Extracted text

%%

Plant ecological epigenetics


The DNA sequence does not carry all the information required to determine the phenotype of an organism. Epigenetics studies phenotypic variation that is not accompanied by changes in DNA sequence, but involves a variety of reversible chemical modifications that occur on the DNA and on its interacting proteins, and impinge on chromatin structure. Such epigenetic mechanisms contribute to complex traits and proper organism's development.
In plants, DNA cytosine methylation is an important and complexly regulated epigenetic mechanism involved in the response to several environmental factors. Our understanding of its role in ecological adaptation and evolutionary change is still vague and Ecological Epigenetics studies should merge ecological experimental design with appropriate molecular analyses to elucidate the contribution of epigenetics to both phenotypic variation of wild plants and their functional responses to rapid environmental changes (see Richards et al. 2017 for a review).
Along this line, our studies have contributed to illustrate extensive variation in global methylation level across plant species,  and significant variation in methylation patterns of wild plant populations, frequently exceeding genetic variation (Herrera & Bazaga 2010, Medrano et al. 2020). Across species, global methylation spanned a 10-fold range (4 and 40 %, aprox.) and is evolutionary related to monoploid genome size (Alonso et al. 2016). Further, our studies suggested that the genomes of tropical species are on average less methylated than those of Mediterranean ones, and woody plants have genomes with lower methylation than perennial herbs (link to Alonso et al. 2019). At intraspecific level, we have related the extensive natural epigenetic variation to impact of biotic stress imposed by herbivores (Herrera & Bazaga 2011, Herrera & Bazaga 2013) and abiotic factors such as drought (Medrano et al. 2014; see also Alonso et al. 2016 for a literature review).

%%

What needs to be done
Continue the text on plant ecological epigenetics, starting after its last sentence.

Data to examine
%%

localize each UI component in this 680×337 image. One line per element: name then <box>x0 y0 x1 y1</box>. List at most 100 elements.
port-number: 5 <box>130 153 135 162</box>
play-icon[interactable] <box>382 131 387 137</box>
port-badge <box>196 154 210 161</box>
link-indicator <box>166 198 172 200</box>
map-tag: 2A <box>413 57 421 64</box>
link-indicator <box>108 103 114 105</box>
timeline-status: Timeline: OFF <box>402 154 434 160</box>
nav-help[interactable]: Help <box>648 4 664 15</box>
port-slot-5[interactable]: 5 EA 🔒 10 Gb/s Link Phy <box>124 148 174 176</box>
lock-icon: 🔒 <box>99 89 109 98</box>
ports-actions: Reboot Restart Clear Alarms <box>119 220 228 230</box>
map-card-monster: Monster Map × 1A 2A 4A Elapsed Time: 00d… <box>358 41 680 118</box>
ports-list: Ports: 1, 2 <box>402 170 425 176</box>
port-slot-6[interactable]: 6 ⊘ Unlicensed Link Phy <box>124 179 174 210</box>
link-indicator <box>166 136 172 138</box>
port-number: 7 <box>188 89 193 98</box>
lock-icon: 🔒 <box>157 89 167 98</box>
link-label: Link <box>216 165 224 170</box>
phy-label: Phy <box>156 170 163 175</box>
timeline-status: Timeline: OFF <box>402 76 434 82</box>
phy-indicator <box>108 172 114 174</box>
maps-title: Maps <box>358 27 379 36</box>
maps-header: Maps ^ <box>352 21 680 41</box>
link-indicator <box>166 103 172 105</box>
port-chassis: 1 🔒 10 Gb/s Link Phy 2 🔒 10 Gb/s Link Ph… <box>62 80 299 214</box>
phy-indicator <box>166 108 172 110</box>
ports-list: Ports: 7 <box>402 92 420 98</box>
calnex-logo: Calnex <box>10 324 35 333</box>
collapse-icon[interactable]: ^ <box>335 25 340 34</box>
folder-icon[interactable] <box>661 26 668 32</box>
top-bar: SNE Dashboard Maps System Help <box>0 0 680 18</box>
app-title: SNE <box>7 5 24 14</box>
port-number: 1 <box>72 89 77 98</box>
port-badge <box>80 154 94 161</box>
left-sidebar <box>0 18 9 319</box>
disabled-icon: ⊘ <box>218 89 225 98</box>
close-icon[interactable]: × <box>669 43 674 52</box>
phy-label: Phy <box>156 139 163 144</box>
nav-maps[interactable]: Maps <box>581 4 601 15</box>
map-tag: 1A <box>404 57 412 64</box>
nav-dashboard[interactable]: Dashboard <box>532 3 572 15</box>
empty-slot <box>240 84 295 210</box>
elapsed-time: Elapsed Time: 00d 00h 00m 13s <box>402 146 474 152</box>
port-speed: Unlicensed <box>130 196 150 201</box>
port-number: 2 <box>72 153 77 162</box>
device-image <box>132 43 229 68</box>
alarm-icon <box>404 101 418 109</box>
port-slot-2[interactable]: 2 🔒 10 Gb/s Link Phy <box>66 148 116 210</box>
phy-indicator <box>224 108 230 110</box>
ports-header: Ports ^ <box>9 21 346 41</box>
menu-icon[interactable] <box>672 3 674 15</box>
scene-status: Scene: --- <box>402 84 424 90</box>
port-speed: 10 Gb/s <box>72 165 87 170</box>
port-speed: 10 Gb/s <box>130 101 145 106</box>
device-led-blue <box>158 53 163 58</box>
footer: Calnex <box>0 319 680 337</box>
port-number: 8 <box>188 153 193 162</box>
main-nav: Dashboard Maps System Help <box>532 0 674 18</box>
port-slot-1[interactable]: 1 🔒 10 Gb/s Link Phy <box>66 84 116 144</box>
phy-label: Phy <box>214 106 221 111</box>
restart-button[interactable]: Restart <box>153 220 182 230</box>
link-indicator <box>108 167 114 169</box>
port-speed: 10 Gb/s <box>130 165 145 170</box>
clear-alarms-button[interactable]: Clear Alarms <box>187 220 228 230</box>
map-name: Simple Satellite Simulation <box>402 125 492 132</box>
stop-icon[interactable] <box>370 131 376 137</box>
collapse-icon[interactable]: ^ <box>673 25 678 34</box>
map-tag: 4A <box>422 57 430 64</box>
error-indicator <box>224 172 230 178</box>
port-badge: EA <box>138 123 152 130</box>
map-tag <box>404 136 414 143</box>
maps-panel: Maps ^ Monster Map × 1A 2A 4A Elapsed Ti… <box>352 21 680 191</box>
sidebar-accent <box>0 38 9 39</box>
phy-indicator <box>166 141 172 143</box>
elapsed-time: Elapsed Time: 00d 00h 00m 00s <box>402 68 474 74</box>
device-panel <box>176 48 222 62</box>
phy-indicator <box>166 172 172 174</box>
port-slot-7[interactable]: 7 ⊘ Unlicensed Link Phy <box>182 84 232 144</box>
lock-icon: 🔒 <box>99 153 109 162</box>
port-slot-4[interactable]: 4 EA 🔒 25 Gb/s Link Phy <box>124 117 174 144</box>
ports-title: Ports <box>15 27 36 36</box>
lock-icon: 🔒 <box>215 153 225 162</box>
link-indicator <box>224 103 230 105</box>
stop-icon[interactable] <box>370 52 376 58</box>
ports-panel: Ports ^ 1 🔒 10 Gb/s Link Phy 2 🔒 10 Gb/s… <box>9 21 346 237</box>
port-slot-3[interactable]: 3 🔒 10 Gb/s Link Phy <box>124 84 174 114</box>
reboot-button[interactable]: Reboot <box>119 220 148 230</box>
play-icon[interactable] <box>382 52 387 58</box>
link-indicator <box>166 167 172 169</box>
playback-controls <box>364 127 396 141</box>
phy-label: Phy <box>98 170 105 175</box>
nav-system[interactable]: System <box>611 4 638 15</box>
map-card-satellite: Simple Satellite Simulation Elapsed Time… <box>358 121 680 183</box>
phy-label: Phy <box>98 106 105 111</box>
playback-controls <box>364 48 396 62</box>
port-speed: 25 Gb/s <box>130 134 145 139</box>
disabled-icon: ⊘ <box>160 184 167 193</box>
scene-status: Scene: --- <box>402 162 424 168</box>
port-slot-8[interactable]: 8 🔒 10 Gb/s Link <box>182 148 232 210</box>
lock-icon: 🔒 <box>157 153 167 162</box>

%%

Written answer
Heritability across generations of such epigenetic marks (Herrera et al 2013, Herrera et al. 2018) and the strength of the relationship between genetic and epigenetic variation of wild populations (Herrera et al. 2016) are two key issues that should be analysed more deeply in order to better calibrating the impact of epigenetics in adaptation of wild plant populations (Herrera et al. 2017). Most recently, we have also documented the relevance of within-plant epigenetic mosaicism and its relationship with reproductive output (Alonso et al 2018, Herrera et al. 2019), and plant-animal interactions (Herrera et al. 2019).

We take part of EPIDIVERSE (, a Marie Skłodowska-Curie Innovative Training Network joining academic groups from plant ecology, molecular (epi)genetics and bioinformatics with life science companies to explore epigenetic mechanisms and their adaptive relevance in natural plant populations of species with different life-histories. We focused on epigenetic changes associated to herbivory.

Our current projects seek to understand the links between genetic, epigenetic and phenotypic variation in plants growing in harsh and unpredictable environments like Mediterranean mountains (Balao et al. 2018 , Medrano et al. 2020) and their relevance for plant-animal interactions.